## GIVEN DATA:
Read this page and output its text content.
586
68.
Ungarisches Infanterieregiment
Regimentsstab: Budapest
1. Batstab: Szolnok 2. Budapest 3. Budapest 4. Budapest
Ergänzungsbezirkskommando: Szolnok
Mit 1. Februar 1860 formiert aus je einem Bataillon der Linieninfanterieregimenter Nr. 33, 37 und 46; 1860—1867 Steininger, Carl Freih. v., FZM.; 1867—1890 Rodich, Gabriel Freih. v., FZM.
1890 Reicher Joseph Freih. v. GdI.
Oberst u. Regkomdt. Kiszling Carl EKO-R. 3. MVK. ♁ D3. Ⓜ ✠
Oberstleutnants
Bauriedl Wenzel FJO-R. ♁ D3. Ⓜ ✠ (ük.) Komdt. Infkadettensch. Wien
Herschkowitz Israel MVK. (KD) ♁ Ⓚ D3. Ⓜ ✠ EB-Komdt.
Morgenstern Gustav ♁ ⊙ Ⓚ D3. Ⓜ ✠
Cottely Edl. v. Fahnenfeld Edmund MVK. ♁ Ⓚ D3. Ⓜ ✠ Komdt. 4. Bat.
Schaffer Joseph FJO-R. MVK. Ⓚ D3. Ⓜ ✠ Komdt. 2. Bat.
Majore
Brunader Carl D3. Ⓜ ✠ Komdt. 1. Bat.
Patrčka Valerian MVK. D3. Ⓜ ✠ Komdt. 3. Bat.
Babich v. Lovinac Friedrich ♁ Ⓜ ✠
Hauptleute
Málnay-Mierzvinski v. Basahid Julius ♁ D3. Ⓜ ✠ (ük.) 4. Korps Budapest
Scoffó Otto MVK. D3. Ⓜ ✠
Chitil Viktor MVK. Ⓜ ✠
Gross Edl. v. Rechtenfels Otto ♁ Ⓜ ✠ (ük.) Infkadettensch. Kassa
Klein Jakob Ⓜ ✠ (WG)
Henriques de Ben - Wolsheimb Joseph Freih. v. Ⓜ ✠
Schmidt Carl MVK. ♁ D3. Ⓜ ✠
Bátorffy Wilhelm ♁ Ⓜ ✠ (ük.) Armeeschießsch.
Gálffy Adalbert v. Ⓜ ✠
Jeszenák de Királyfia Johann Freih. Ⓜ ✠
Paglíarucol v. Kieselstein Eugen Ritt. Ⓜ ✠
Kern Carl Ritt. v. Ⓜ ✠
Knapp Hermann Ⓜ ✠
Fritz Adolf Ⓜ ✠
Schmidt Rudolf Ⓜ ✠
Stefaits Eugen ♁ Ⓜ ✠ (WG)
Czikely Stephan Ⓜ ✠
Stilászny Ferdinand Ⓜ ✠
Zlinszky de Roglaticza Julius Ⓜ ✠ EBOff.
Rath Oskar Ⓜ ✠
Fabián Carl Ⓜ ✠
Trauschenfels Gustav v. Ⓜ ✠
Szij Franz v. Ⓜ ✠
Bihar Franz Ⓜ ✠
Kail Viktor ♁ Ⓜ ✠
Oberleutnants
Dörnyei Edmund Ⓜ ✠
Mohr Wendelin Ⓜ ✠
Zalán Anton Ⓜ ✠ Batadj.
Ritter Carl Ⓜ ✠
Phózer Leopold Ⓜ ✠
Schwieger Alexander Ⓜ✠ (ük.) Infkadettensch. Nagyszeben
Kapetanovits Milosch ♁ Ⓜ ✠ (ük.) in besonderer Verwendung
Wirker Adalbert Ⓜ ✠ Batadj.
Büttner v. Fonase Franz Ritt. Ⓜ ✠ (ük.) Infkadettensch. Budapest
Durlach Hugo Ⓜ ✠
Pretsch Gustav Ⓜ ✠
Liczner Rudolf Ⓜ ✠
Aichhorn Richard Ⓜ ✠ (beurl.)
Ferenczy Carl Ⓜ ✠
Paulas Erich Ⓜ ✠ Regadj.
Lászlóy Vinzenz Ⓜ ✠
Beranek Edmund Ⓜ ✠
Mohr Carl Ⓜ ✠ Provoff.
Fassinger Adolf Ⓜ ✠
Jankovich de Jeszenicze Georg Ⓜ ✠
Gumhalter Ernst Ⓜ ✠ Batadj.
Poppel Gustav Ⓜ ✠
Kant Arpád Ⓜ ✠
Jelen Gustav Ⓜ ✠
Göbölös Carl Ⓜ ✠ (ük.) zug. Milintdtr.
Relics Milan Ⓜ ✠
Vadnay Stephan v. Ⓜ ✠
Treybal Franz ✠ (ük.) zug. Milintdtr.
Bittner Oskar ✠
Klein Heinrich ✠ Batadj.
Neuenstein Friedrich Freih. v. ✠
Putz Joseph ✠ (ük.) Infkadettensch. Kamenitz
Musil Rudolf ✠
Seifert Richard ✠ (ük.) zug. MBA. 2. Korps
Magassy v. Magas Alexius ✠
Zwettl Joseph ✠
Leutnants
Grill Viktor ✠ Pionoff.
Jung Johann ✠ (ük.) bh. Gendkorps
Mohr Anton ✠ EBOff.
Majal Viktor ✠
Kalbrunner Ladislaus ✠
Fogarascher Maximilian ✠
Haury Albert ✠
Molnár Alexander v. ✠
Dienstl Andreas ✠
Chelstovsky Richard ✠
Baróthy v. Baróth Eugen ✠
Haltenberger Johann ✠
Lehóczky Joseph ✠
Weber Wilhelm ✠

## TASK OBJECTIVE:
From the entries above, copy every line that holds the word "Anton".

## FULL RESPONSE:
Zalán Anton Ⓜ ✠ Batadj.
Mohr Anton ✠ EBOff.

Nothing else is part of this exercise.